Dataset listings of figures

---

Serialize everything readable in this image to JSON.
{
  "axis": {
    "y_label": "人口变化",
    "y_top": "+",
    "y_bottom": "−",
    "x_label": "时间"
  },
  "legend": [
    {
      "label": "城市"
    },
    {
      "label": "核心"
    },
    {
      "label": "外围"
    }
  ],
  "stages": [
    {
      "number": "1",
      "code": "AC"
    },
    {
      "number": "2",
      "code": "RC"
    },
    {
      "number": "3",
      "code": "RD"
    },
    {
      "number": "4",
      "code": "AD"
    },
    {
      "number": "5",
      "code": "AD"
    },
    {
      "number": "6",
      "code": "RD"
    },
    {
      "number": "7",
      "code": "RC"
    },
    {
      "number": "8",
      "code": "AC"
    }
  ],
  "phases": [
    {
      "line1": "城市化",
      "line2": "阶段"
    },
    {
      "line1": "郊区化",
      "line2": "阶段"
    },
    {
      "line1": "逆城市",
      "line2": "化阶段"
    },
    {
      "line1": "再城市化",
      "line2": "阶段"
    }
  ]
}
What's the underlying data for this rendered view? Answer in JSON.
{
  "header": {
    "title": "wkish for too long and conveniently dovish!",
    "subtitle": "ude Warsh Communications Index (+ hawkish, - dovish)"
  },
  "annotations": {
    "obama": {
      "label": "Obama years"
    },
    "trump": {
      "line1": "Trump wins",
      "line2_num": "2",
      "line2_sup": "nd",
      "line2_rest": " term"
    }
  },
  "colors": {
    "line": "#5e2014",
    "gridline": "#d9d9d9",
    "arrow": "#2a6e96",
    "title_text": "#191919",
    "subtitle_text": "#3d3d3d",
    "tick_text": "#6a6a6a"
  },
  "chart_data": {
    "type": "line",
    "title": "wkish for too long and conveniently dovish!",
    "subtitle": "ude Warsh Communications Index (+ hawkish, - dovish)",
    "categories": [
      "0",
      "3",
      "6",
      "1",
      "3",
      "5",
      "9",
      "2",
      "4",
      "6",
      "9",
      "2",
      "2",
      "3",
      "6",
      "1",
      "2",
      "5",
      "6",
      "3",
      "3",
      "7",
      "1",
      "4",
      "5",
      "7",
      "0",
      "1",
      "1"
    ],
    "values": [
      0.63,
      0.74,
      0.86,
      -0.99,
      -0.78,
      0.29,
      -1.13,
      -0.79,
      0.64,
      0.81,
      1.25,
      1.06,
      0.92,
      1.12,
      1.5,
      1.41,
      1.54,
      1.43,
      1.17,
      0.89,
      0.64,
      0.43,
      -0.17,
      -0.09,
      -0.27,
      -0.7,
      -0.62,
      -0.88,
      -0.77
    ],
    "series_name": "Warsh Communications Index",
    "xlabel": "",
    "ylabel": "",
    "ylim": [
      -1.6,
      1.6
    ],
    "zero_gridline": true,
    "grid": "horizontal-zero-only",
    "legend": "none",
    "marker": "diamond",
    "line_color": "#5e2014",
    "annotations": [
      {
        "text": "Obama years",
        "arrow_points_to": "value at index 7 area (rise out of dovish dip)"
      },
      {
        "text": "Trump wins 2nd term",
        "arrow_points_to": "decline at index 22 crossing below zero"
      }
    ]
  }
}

---

WRITTEN EXERCISE
Copy every line in the records above that contains the word "term".

RESPONSE TO THE TASK
      "line2_rest": " term"
        "text": "Trump wins 2nd term",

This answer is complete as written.